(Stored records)
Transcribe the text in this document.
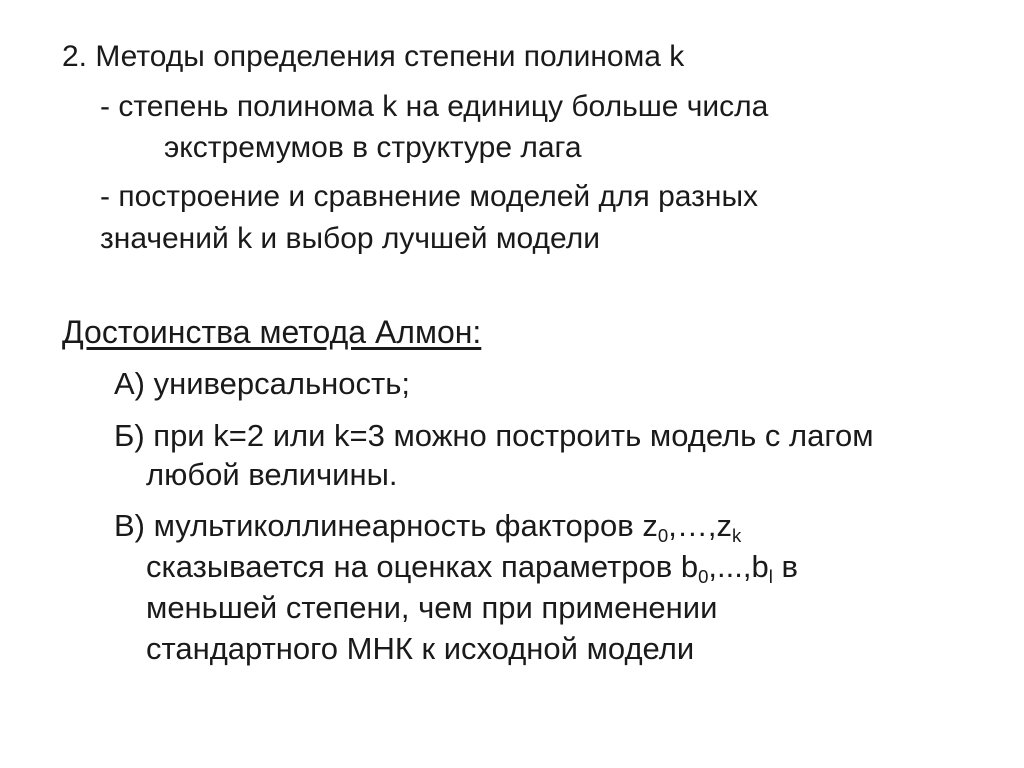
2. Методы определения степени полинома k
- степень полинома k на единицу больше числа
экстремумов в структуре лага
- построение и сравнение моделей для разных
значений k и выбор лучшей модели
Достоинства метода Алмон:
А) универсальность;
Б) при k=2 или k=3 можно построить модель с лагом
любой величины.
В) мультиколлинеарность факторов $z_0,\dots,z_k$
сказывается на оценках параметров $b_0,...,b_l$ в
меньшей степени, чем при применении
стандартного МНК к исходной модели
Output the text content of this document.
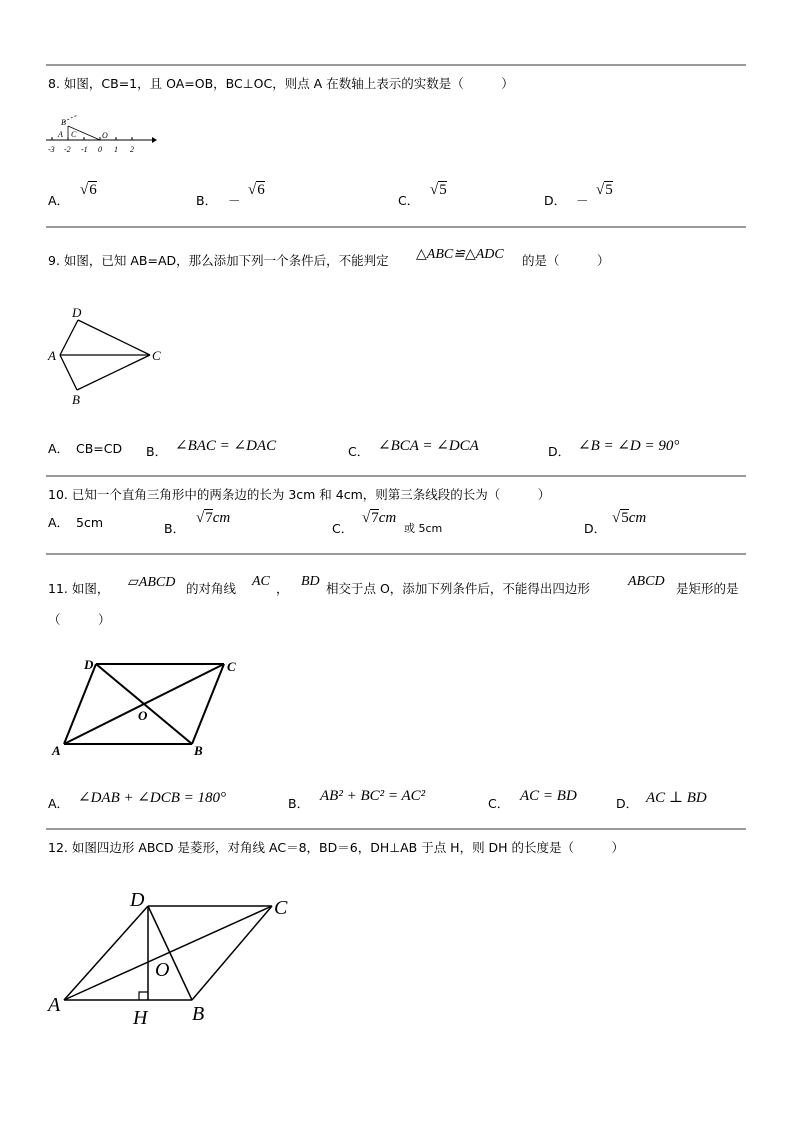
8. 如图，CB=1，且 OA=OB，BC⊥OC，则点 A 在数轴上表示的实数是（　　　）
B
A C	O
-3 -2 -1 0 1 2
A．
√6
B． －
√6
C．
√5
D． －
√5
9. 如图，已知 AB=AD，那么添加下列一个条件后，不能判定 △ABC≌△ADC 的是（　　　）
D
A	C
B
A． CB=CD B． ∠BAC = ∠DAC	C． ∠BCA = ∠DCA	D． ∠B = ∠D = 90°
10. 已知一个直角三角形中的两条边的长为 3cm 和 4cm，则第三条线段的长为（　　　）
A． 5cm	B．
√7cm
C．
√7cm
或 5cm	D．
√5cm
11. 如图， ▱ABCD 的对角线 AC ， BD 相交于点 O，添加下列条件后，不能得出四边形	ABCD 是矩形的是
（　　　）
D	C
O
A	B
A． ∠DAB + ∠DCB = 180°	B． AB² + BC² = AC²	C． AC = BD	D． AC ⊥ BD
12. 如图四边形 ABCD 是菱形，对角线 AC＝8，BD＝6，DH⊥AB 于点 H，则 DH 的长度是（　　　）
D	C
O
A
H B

→ **WHAT TO PRODUCE**
List all lines where "text" occurs.

→ **SOLUTION TO THIS EXERCISE**
Transcribe the text in this document.
Output the text content of this document.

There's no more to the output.